WHAT IS EXPECTED »
Below is a block of records; repeat all of them exactly.

LISTED RECORDS »

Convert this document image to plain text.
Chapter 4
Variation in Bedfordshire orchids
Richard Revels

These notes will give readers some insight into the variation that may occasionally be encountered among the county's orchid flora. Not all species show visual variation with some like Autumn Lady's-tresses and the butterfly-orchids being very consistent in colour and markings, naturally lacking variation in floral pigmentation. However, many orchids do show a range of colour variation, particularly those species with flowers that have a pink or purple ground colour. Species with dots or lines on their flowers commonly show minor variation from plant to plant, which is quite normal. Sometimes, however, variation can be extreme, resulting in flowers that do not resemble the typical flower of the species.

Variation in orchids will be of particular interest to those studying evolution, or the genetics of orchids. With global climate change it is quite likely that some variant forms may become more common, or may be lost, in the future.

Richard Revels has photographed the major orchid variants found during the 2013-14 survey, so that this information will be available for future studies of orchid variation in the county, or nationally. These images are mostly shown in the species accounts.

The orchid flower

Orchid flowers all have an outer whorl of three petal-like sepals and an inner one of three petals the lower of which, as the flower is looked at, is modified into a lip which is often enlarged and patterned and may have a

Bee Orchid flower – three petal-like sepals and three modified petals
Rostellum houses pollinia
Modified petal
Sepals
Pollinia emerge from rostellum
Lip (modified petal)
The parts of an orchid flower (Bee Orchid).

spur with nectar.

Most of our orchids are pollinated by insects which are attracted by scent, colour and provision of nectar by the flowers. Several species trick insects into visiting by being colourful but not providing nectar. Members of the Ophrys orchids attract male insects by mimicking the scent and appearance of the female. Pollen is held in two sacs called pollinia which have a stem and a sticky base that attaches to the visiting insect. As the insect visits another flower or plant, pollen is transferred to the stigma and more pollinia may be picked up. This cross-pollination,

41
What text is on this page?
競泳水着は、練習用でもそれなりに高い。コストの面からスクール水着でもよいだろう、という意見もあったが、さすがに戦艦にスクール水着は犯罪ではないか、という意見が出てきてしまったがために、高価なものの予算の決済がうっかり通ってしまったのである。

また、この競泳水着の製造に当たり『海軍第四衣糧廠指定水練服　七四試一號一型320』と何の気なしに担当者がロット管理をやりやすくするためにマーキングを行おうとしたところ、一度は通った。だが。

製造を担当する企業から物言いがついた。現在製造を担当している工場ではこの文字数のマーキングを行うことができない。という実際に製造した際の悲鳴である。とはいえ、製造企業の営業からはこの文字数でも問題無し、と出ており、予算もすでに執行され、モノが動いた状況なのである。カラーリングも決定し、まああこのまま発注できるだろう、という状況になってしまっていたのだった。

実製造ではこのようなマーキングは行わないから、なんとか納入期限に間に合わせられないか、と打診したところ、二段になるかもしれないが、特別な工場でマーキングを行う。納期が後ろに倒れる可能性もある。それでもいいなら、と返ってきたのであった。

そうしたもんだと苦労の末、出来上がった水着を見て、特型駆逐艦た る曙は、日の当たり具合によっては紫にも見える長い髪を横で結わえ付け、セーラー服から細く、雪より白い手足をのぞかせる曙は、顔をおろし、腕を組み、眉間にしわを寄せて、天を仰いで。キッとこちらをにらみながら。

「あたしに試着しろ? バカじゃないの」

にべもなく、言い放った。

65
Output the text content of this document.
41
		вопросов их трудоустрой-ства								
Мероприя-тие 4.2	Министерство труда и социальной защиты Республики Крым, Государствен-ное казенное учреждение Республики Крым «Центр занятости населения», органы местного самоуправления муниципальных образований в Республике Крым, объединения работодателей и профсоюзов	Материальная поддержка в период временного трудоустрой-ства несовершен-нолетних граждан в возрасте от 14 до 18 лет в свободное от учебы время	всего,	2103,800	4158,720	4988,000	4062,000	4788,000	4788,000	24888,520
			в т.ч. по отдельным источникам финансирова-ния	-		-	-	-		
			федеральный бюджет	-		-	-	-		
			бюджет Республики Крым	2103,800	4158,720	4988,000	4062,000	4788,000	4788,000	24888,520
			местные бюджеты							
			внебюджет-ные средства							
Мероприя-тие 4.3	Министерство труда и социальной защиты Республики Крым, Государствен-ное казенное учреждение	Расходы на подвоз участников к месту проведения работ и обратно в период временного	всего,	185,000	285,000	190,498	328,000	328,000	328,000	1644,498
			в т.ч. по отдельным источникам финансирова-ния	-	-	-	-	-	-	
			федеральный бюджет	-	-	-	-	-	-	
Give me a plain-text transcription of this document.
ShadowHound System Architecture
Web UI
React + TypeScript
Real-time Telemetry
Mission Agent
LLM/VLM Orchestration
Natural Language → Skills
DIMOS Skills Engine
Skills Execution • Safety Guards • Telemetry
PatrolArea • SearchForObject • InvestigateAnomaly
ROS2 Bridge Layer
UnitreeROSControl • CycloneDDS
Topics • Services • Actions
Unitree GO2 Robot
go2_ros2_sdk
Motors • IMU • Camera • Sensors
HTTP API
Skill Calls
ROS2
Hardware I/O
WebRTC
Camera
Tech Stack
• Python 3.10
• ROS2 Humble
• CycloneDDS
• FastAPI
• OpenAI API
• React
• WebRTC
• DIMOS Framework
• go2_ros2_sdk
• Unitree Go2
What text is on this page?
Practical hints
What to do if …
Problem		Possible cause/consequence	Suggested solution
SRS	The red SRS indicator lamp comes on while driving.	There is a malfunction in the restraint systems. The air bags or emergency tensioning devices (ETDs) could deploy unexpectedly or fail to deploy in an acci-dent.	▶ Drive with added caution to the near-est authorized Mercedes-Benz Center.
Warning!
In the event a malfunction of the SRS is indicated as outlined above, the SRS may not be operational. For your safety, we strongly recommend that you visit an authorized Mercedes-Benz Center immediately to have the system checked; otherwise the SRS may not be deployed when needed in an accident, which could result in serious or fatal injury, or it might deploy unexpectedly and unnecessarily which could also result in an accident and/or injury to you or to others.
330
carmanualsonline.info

EXERCISE OUTPUT »
Convert this document image to plain text.
Chapter 4
Variation in Bedfordshire orchids
Richard Revels

These notes will give readers some insight into the variation that may occasionally be encountered among the county's orchid flora. Not all species show visual variation with some like Autumn Lady's-tresses and the butterfly-orchids being very consistent in colour and markings, naturally lacking variation in floral pigmentation. However, many orchids do show a range of colour variation, particularly those species with flowers that have a pink or purple ground colour. Species with dots or lines on their flowers commonly show minor variation from plant to plant, which is quite normal. Sometimes, however, variation can be extreme, resulting in flowers that do not resemble the typical flower of the species.

Variation in orchids will be of particular interest to those studying evolution, or the genetics of orchids. With global climate change it is quite likely that some variant forms may become more common, or may be lost, in the future.

Richard Revels has photographed the major orchid variants found during the 2013-14 survey, so that this information will be available for future studies of orchid variation in the county, or nationally. These images are mostly shown in the species accounts.

The orchid flower

Orchid flowers all have an outer whorl of three petal-like sepals and an inner one of three petals the lower of which, as the flower is looked at, is modified into a lip which is often enlarged and patterned and may have a

Bee Orchid flower – three petal-like sepals and three modified petals
Rostellum houses pollinia
Modified petal
Sepals
Pollinia emerge from rostellum
Lip (modified petal)
The parts of an orchid flower (Bee Orchid).

spur with nectar.

Most of our orchids are pollinated by insects which are attracted by scent, colour and provision of nectar by the flowers. Several species trick insects into visiting by being colourful but not providing nectar. Members of the Ophrys orchids attract male insects by mimicking the scent and appearance of the female. Pollen is held in two sacs called pollinia which have a stem and a sticky base that attaches to the visiting insect. As the insect visits another flower or plant, pollen is transferred to the stigma and more pollinia may be picked up. This cross-pollination,

41
What text is on this page?
競泳水着は、練習用でもそれなりに高い。コストの面からスクール水着でもよいだろう、という意見もあったが、さすがに戦艦にスクール水着は犯罪ではないか、という意見が出てきてしまったがために、高価なものの予算の決済がうっかり通ってしまったのである。

また、この競泳水着の製造に当たり『海軍第四衣糧廠指定水練服　七四試一號一型320』と何の気なしに担当者がロット管理をやりやすくするためにマーキングを行おうとしたところ、一度は通った。だが。

製造を担当する企業から物言いがついた。現在製造を担当している工場ではこの文字数のマーキングを行うことができない。という実際に製造した際の悲鳴である。とはいえ、製造企業の営業からはこの文字数でも問題無し、と出ており、予算もすでに執行され、モノが動いた状況なのである。カラーリングも決定し、まああこのまま発注できるだろう、という状況になってしまっていたのだった。

実製造ではこのようなマーキングは行わないから、なんとか納入期限に間に合わせられないか、と打診したところ、二段になるかもしれないが、特別な工場でマーキングを行う。納期が後ろに倒れる可能性もある。それでもいいなら、と返ってきたのであった。

そうしたもんだと苦労の末、出来上がった水着を見て、特型駆逐艦た る曙は、日の当たり具合によっては紫にも見える長い髪を横で結わえ付け、セーラー服から細く、雪より白い手足をのぞかせる曙は、顔をおろし、腕を組み、眉間にしわを寄せて、天を仰いで。キッとこちらをにらみながら。

「あたしに試着しろ? バカじゃないの」

にべもなく、言い放った。

65
Output the text content of this document.
41
		вопросов их трудоустрой-ства								
Мероприя-тие 4.2	Министерство труда и социальной защиты Республики Крым, Государствен-ное казенное учреждение Республики Крым «Центр занятости населения», органы местного самоуправления муниципальных образований в Республике Крым, объединения работодателей и профсоюзов	Материальная поддержка в период временного трудоустрой-ства несовершен-нолетних граждан в возрасте от 14 до 18 лет в свободное от учебы время	всего,	2103,800	4158,720	4988,000	4062,000	4788,000	4788,000	24888,520
			в т.ч. по отдельным источникам финансирова-ния	-		-	-	-		
			федеральный бюджет	-		-	-	-		
			бюджет Республики Крым	2103,800	4158,720	4988,000	4062,000	4788,000	4788,000	24888,520
			местные бюджеты							
			внебюджет-ные средства							
Мероприя-тие 4.3	Министерство труда и социальной защиты Республики Крым, Государствен-ное казенное учреждение	Расходы на подвоз участников к месту проведения работ и обратно в период временного	всего,	185,000	285,000	190,498	328,000	328,000	328,000	1644,498
			в т.ч. по отдельным источникам финансирова-ния	-	-	-	-	-	-	
			федеральный бюджет	-	-	-	-	-	-	
Give me a plain-text transcription of this document.
ShadowHound System Architecture
Web UI
React + TypeScript
Real-time Telemetry
Mission Agent
LLM/VLM Orchestration
Natural Language → Skills
DIMOS Skills Engine
Skills Execution • Safety Guards • Telemetry
PatrolArea • SearchForObject • InvestigateAnomaly
ROS2 Bridge Layer
UnitreeROSControl • CycloneDDS
Topics • Services • Actions
Unitree GO2 Robot
go2_ros2_sdk
Motors • IMU • Camera • Sensors
HTTP API
Skill Calls
ROS2
Hardware I/O
WebRTC
Camera
Tech Stack
• Python 3.10
• ROS2 Humble
• CycloneDDS
• FastAPI
• OpenAI API
• React
• WebRTC
• DIMOS Framework
• go2_ros2_sdk
• Unitree Go2
What text is on this page?
Practical hints
What to do if …
Problem		Possible cause/consequence	Suggested solution
SRS	The red SRS indicator lamp comes on while driving.	There is a malfunction in the restraint systems. The air bags or emergency tensioning devices (ETDs) could deploy unexpectedly or fail to deploy in an acci-dent.	▶ Drive with added caution to the near-est authorized Mercedes-Benz Center.
Warning!
In the event a malfunction of the SRS is indicated as outlined above, the SRS may not be operational. For your safety, we strongly recommend that you visit an authorized Mercedes-Benz Center immediately to have the system checked; otherwise the SRS may not be deployed when needed in an accident, which could result in serious or fatal injury, or it might deploy unexpectedly and unnecessarily which could also result in an accident and/or injury to you or to others.
330
carmanualsonline.info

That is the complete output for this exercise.